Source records
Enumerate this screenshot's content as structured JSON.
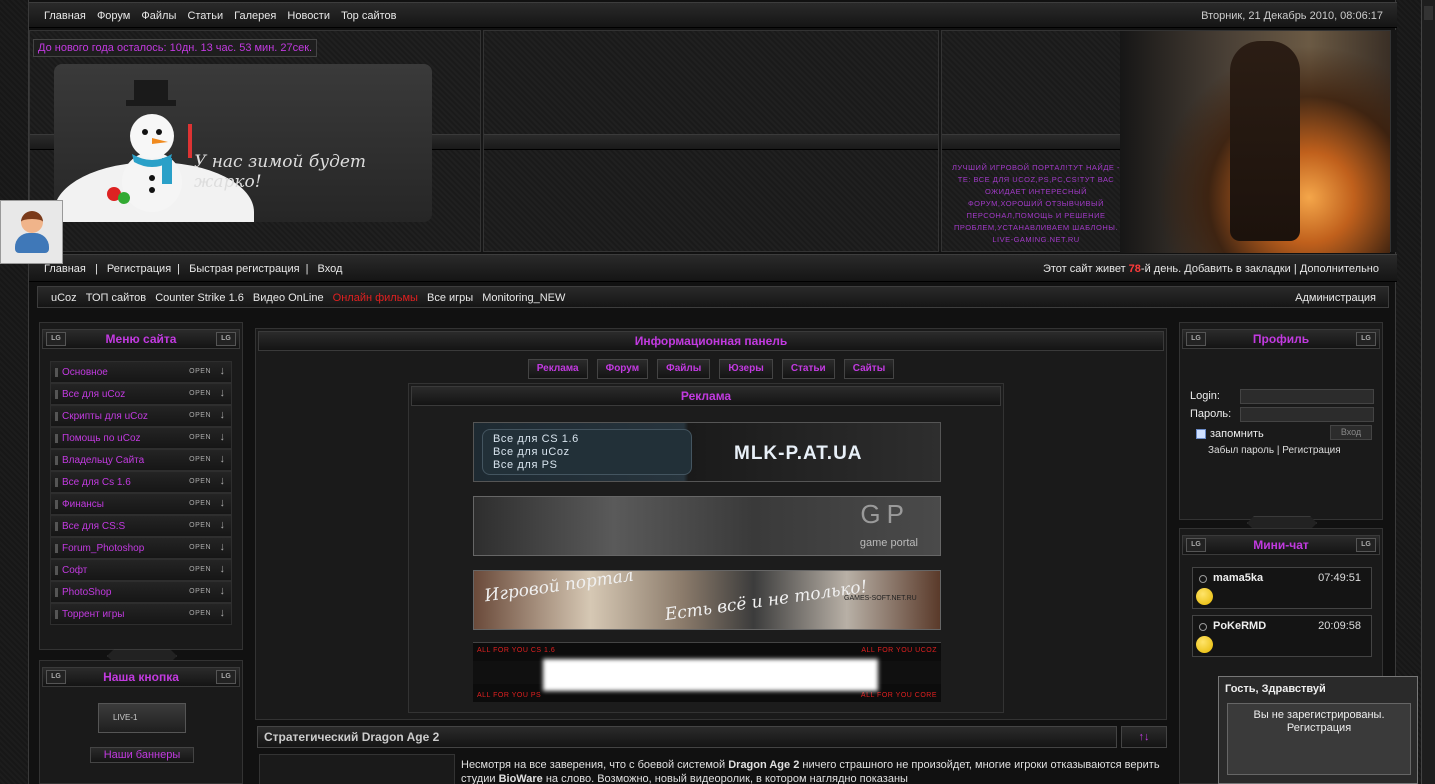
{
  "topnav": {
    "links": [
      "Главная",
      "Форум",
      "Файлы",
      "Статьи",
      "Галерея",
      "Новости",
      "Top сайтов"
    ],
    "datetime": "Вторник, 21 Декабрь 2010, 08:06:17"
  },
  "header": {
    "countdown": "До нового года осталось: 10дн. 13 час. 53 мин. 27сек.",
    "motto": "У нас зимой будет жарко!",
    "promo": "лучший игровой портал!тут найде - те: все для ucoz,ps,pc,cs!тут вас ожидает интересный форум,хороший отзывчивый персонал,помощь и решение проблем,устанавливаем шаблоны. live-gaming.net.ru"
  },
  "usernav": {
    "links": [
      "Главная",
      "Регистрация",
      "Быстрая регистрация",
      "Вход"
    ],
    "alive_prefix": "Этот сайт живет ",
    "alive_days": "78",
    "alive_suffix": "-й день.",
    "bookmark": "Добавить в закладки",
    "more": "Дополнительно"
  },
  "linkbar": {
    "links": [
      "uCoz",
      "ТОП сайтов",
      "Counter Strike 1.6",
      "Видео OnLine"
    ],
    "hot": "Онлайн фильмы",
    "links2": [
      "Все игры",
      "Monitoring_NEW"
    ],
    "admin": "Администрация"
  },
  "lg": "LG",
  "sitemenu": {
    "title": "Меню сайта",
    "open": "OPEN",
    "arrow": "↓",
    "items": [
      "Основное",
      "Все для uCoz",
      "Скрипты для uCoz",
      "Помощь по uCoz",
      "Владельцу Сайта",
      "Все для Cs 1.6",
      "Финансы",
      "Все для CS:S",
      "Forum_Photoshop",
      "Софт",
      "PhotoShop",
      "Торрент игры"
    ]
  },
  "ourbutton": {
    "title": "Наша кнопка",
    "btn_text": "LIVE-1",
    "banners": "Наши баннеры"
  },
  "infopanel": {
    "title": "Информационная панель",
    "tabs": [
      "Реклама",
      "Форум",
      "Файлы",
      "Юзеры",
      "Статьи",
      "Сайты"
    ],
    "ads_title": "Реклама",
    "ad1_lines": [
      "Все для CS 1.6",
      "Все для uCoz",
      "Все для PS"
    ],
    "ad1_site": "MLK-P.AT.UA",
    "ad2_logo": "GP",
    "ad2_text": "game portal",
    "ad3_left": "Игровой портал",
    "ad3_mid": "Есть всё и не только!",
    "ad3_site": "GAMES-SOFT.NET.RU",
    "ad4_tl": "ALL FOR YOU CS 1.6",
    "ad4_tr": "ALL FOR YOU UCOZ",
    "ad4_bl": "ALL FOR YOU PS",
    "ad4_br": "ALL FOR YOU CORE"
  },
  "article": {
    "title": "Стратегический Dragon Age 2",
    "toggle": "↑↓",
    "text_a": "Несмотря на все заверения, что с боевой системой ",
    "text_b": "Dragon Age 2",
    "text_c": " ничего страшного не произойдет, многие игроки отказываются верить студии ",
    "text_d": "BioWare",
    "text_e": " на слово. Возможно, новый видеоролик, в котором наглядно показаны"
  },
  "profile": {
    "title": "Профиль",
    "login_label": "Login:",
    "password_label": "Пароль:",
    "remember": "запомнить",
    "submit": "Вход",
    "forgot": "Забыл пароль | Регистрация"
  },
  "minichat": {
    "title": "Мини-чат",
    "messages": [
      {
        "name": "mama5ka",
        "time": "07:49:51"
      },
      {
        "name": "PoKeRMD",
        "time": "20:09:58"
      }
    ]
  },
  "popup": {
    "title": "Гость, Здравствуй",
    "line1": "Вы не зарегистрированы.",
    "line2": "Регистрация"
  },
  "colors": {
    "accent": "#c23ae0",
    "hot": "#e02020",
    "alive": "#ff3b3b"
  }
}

==

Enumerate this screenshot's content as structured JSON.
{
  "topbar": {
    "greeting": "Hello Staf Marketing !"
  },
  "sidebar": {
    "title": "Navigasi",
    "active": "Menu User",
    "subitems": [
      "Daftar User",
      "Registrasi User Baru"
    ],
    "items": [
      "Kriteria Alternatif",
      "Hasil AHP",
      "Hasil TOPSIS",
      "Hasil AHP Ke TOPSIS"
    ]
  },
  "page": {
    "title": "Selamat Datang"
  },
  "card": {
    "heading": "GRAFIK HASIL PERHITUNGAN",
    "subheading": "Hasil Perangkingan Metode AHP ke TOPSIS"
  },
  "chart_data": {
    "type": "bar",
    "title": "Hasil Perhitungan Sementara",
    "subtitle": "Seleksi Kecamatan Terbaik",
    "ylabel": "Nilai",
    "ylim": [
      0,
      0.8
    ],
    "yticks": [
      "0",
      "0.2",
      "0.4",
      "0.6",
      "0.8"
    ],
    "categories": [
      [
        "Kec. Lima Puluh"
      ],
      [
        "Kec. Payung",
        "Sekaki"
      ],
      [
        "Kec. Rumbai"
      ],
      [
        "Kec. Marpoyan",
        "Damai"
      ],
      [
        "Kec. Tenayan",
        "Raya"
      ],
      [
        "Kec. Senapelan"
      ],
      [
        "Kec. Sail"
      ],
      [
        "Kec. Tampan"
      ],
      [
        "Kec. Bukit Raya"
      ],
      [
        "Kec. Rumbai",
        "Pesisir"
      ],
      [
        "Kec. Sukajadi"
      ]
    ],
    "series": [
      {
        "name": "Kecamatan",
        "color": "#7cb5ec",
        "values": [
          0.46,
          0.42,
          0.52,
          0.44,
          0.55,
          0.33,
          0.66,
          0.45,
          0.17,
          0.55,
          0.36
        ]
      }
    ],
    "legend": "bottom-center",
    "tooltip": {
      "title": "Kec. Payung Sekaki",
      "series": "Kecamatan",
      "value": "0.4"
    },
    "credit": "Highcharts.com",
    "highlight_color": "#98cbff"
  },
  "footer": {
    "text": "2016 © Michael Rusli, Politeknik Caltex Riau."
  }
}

-- Task description --
State how many lines in the records above contain the word "name", giving only the number.

-- Written solution --
3